> WRITTEN INSTRUCTION
Return the number of lines in which the word "Counter" appears; add nothing else.

○ ○ ○ ○ ○

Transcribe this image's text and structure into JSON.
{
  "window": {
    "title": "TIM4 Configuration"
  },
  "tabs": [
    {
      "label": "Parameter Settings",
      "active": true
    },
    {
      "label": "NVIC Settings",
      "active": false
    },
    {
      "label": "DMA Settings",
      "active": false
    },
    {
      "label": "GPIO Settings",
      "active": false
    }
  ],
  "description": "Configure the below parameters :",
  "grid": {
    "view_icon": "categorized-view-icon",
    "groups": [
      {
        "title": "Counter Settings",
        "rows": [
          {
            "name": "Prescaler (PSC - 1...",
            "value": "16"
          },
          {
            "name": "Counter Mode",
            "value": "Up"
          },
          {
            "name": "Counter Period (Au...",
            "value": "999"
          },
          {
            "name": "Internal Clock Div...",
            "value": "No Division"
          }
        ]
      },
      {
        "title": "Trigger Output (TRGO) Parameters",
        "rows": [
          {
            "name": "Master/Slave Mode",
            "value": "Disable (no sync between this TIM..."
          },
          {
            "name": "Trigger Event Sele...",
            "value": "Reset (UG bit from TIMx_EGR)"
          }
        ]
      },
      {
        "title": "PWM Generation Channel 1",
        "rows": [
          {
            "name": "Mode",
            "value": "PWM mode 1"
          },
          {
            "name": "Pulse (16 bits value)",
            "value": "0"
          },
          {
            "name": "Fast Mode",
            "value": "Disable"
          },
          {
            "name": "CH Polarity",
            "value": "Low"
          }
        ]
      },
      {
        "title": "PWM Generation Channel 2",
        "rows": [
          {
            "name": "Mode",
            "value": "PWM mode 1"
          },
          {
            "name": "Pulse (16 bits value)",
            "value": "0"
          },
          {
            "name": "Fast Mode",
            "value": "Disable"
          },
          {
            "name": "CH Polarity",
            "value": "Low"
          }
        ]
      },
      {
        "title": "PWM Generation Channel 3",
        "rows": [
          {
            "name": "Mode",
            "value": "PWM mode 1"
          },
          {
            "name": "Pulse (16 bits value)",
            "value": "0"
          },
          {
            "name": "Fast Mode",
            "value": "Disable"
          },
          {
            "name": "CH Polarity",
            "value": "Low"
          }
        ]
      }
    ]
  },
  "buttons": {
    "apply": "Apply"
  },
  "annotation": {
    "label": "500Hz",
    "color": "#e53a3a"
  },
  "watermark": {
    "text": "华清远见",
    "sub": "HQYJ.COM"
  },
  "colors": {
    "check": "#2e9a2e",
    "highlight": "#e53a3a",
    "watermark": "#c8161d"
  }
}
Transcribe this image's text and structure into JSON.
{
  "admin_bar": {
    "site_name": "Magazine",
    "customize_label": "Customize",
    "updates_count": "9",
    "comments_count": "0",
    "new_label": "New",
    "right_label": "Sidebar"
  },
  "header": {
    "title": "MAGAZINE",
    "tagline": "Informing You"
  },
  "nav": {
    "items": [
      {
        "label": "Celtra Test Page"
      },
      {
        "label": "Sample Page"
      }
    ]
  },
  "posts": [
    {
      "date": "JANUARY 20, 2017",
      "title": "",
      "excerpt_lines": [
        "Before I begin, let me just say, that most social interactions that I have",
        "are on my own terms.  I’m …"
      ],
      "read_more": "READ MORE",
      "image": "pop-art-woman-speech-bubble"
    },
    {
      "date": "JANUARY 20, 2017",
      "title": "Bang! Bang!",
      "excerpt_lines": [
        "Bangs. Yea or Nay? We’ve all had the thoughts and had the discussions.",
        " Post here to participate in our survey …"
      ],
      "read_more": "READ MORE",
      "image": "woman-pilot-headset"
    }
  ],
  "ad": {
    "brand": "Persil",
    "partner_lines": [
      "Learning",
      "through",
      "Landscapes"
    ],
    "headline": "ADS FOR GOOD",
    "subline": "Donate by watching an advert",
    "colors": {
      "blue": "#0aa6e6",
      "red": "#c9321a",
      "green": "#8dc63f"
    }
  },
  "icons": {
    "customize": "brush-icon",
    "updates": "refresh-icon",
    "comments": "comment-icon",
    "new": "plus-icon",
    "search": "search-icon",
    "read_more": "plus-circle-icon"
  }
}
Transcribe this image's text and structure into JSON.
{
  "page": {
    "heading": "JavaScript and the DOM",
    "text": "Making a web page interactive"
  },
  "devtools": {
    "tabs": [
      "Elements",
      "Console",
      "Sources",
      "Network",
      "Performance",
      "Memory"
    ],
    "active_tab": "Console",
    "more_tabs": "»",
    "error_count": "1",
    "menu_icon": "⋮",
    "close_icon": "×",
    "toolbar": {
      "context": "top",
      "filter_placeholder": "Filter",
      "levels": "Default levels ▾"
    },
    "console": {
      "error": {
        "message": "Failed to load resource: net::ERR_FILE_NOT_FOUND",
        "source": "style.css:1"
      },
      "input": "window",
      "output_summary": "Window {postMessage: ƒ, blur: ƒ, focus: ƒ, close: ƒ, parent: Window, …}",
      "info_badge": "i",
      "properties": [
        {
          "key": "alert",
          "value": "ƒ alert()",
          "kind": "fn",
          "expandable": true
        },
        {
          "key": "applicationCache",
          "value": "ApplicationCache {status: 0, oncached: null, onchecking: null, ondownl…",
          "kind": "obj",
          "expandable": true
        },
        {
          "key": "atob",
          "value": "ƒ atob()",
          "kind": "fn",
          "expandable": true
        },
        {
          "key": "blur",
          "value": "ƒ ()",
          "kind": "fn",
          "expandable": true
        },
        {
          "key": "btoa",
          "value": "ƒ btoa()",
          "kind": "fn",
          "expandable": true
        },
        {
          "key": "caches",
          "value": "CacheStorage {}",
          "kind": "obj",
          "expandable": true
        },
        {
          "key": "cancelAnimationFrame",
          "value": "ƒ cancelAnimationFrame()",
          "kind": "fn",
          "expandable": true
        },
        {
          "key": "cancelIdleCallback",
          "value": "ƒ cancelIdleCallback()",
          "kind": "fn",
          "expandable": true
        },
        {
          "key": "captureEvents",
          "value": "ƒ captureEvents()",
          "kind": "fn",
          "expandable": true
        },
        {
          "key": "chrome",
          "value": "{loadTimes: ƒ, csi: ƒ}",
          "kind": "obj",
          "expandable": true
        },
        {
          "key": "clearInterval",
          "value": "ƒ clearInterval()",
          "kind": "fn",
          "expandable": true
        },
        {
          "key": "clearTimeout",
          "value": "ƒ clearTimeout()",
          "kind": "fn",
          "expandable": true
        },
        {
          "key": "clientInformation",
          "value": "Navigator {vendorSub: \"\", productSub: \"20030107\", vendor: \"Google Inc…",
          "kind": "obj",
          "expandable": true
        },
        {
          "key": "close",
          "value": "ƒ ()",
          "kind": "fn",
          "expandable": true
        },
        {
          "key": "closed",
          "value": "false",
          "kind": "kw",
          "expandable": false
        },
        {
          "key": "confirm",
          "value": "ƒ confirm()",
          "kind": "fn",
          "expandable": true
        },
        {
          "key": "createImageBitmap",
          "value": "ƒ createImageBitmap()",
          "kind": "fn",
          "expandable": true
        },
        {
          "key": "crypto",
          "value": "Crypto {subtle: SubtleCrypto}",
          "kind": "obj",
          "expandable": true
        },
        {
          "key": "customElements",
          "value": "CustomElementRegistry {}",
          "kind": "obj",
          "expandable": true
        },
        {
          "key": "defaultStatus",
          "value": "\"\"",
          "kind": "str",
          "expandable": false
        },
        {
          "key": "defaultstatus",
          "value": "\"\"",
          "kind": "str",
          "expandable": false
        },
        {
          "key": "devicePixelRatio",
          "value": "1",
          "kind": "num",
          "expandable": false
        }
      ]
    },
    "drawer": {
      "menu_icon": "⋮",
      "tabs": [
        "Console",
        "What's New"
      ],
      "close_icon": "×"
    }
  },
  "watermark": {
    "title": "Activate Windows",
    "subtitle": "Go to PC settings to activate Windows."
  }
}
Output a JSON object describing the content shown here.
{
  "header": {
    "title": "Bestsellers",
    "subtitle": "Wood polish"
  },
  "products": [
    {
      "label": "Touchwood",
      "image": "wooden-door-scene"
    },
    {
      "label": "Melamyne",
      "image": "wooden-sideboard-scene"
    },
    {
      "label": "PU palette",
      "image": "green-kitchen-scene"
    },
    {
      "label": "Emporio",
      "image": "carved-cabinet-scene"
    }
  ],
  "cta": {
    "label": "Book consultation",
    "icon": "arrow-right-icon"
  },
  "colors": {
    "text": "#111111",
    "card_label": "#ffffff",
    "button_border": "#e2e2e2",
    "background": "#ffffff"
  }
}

○ ○ ○ ○ ○

> RESPONSE TO THE TASK
3